§ SUPPLIED INFORMATION:
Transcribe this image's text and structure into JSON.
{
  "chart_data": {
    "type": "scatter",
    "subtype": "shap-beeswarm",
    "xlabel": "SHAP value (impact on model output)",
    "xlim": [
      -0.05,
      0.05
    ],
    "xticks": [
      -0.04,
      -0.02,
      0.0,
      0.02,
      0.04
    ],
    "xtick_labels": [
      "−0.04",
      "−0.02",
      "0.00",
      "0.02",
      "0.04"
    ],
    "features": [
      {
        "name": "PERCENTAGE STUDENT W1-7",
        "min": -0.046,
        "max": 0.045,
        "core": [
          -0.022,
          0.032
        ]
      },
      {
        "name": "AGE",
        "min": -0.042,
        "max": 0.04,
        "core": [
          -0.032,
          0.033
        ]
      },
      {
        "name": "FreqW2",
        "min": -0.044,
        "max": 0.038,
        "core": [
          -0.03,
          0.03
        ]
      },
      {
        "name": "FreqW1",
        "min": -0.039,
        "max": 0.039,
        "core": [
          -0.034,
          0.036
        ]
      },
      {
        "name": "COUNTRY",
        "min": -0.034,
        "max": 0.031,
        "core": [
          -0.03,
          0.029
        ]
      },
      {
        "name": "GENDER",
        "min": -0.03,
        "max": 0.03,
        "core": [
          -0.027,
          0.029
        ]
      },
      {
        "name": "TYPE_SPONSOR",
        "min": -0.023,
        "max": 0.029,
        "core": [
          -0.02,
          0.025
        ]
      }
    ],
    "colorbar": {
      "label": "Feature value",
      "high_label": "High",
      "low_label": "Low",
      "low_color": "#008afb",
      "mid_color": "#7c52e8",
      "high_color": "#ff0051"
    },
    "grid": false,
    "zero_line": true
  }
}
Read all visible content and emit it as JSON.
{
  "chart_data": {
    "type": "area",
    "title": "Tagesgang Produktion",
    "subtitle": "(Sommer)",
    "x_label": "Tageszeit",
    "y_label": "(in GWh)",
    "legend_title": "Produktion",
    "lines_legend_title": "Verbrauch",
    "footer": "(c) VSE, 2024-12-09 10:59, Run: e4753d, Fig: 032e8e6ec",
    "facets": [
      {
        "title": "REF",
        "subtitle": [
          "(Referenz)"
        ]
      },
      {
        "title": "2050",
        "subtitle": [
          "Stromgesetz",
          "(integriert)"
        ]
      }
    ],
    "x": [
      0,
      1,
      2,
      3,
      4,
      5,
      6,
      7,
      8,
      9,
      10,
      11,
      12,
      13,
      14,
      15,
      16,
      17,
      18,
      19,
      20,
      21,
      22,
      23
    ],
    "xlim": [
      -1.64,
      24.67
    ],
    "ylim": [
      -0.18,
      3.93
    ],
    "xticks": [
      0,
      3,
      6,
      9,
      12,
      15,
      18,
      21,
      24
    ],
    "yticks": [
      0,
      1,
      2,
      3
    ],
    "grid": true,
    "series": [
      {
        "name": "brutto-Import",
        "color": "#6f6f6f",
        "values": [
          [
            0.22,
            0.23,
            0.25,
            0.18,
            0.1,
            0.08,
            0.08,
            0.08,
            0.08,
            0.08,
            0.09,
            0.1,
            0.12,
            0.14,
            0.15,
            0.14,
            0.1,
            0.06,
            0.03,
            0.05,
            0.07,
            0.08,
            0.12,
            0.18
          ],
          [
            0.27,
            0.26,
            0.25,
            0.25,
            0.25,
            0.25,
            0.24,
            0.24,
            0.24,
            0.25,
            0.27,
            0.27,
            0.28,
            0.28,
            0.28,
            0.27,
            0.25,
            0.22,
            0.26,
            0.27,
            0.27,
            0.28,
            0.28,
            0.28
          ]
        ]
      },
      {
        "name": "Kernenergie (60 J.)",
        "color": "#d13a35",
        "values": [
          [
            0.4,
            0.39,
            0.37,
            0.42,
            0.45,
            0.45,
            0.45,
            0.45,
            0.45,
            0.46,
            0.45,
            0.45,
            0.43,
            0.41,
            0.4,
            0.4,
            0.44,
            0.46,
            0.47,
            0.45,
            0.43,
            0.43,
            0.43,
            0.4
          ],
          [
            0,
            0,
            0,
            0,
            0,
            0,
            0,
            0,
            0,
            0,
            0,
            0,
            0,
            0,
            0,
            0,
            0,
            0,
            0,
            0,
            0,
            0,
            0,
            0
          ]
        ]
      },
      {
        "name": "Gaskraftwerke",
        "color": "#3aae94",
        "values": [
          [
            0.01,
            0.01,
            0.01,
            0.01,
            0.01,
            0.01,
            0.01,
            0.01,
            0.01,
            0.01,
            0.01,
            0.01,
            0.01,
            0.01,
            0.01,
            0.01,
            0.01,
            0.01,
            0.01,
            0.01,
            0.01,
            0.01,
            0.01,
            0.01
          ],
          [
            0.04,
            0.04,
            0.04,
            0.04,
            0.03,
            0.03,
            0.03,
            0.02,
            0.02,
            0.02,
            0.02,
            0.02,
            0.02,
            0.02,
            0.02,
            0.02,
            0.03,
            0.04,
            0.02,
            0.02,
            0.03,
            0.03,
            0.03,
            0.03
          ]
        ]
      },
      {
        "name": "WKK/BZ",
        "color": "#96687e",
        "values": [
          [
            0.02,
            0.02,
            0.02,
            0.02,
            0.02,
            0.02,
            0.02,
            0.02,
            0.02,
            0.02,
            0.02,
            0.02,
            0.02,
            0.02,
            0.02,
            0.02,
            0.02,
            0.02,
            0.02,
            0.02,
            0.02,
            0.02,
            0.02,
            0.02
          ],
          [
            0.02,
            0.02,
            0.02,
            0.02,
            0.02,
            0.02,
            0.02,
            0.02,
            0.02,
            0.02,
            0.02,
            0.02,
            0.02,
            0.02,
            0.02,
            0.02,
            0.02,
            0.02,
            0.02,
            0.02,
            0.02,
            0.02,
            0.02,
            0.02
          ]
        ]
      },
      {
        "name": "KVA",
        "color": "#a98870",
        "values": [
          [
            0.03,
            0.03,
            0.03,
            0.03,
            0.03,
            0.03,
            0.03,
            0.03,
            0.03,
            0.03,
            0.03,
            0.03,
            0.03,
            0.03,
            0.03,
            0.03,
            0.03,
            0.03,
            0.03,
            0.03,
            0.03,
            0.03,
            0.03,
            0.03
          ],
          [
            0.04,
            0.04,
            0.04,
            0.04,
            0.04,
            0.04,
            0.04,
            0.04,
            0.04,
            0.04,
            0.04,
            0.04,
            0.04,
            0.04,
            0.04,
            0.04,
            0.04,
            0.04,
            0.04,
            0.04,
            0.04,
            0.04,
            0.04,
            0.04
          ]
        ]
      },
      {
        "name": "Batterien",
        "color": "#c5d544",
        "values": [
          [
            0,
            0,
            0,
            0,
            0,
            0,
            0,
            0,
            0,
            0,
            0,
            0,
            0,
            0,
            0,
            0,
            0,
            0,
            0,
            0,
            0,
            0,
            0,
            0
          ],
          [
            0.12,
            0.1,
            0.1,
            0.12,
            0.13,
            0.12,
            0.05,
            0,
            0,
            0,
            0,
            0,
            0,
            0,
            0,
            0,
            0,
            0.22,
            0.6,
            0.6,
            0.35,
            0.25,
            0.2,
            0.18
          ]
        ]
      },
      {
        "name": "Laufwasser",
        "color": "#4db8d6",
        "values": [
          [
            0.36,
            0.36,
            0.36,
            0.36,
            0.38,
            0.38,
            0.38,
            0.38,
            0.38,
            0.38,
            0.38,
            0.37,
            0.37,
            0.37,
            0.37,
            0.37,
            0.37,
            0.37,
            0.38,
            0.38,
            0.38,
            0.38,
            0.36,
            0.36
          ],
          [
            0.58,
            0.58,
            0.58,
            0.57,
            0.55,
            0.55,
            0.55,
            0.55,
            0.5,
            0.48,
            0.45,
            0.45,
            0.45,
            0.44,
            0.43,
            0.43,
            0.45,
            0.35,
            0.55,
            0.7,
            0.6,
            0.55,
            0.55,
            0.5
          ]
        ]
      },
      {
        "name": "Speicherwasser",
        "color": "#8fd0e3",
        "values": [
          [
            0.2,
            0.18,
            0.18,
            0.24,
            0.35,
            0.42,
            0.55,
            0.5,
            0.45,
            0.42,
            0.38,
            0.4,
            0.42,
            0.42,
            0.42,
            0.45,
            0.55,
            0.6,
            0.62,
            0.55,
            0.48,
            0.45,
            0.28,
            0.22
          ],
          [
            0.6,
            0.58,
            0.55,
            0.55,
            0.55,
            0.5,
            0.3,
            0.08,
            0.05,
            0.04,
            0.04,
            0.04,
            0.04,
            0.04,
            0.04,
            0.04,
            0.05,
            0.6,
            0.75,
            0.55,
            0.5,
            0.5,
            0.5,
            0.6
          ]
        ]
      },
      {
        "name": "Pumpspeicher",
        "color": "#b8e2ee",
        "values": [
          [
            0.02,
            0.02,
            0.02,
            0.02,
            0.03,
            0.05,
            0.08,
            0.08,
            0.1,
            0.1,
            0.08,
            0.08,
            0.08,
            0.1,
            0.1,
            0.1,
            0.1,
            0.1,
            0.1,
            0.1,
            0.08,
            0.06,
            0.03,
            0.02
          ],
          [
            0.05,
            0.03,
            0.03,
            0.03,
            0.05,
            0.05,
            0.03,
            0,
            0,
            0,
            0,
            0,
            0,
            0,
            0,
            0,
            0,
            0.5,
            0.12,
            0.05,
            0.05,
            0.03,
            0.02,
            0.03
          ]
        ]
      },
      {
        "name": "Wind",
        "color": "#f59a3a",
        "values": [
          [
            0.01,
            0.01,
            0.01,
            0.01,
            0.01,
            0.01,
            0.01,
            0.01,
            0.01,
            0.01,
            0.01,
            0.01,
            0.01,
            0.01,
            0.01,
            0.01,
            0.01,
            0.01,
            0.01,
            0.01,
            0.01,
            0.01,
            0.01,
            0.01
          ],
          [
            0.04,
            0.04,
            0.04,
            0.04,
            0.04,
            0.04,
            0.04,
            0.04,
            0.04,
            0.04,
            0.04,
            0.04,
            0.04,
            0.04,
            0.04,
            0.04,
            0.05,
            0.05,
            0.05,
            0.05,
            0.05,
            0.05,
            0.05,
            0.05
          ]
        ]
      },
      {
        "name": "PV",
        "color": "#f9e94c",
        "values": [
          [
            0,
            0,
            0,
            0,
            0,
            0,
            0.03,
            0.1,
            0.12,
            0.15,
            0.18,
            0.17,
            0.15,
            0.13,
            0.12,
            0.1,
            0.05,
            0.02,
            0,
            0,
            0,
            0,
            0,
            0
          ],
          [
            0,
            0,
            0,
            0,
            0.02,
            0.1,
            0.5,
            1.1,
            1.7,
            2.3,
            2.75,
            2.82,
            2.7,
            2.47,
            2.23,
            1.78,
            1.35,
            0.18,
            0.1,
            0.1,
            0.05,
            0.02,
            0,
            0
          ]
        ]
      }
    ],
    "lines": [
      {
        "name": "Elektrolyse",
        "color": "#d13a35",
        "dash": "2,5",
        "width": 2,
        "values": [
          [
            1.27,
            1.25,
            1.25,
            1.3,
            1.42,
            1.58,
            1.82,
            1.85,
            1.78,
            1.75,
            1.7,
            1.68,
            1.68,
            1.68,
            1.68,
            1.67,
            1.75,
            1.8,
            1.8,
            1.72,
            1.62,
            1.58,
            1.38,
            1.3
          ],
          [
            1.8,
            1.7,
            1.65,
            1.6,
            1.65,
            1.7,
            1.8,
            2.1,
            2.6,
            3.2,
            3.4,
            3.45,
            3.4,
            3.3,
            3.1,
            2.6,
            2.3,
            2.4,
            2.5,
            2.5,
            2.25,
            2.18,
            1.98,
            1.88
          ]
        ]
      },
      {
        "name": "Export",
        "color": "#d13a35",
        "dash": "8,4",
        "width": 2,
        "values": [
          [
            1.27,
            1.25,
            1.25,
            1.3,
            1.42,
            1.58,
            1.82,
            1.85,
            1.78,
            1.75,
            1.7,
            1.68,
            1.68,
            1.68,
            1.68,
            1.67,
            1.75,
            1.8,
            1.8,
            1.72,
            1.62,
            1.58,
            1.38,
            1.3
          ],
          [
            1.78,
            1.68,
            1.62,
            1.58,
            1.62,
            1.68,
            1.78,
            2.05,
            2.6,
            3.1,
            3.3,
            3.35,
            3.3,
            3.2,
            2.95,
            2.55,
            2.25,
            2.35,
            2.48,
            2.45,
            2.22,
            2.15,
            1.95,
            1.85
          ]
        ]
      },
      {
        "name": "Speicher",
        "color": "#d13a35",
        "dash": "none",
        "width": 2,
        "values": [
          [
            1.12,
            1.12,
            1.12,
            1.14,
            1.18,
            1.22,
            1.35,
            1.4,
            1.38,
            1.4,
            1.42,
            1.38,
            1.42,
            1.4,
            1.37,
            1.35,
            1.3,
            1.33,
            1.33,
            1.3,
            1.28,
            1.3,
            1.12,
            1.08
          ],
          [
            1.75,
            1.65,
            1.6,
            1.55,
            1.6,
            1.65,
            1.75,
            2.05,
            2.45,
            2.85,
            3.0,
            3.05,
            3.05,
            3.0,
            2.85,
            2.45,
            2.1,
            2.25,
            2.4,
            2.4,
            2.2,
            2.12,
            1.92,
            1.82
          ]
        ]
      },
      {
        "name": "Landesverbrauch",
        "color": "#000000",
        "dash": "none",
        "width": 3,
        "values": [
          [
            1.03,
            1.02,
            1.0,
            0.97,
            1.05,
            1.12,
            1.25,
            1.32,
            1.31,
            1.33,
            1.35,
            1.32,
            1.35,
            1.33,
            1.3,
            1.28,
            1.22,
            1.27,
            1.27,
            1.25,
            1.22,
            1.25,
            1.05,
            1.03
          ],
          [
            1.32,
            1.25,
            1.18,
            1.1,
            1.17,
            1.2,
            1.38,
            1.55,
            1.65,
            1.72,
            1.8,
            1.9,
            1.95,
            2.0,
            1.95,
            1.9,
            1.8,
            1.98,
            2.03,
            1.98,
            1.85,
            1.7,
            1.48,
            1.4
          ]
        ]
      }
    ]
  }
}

§ GIVEN REQUEST: Tally the lines that hold the string "JSON" and state the total, nothing more.

§ RESULT: 2